==== Records provided
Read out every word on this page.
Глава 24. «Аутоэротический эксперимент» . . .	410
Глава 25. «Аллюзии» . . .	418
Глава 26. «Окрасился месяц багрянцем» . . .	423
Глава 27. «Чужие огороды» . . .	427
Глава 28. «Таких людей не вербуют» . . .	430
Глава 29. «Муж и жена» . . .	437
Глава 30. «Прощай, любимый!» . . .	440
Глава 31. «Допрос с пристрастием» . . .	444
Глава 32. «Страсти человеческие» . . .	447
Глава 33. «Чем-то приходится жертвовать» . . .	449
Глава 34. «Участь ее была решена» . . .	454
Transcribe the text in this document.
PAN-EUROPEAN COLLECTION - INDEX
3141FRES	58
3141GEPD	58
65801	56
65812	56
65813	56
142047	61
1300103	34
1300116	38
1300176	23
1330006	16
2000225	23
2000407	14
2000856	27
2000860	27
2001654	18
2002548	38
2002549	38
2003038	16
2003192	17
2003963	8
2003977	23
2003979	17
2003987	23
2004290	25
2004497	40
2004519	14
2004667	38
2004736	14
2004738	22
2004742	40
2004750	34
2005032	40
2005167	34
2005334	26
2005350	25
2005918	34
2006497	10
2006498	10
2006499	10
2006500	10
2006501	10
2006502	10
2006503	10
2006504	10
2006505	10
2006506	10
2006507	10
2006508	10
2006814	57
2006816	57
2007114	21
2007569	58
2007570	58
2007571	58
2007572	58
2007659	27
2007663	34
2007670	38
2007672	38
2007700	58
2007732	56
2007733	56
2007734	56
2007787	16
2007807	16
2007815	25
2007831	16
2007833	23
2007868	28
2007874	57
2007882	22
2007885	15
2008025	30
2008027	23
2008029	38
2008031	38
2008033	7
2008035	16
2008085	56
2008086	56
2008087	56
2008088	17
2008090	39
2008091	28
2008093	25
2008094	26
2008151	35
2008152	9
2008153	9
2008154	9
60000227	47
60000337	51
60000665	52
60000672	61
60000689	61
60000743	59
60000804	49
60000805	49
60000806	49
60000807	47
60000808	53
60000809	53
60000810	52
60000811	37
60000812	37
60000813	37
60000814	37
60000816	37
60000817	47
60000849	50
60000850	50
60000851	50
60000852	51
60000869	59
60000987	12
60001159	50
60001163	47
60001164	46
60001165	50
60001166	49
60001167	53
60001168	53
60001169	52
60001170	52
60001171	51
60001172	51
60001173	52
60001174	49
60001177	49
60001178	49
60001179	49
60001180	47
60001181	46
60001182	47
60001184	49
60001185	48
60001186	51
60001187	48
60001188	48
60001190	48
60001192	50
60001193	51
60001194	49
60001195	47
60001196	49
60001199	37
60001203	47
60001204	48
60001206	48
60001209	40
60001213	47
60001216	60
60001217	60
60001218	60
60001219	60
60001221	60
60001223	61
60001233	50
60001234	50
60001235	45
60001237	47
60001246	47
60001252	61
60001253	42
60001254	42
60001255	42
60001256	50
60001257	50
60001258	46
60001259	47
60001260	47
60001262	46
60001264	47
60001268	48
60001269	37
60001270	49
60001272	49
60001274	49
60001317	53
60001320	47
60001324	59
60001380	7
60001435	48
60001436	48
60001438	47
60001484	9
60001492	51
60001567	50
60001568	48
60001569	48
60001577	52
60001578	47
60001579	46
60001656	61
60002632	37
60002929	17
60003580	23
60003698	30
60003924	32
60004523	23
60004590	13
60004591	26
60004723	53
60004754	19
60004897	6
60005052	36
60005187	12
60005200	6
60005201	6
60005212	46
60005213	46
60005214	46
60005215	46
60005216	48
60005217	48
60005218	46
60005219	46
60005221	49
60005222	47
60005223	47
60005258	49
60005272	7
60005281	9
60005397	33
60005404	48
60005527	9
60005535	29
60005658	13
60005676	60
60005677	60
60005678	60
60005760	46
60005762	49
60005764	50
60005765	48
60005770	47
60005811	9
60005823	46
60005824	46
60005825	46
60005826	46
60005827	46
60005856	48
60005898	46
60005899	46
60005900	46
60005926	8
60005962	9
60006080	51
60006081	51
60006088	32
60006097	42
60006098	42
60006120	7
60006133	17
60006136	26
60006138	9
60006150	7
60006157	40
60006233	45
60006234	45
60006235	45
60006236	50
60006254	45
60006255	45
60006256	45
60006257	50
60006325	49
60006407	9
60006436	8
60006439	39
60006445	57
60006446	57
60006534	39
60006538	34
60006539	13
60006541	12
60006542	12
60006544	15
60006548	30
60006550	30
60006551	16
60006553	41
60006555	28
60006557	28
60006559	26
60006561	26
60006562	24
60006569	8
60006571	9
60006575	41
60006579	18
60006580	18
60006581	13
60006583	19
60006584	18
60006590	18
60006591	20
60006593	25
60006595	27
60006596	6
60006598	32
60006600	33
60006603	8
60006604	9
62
========
Objective —
Above are some records. Count the lines among them with the word "this", and answer with the number only.

Exercise output —
2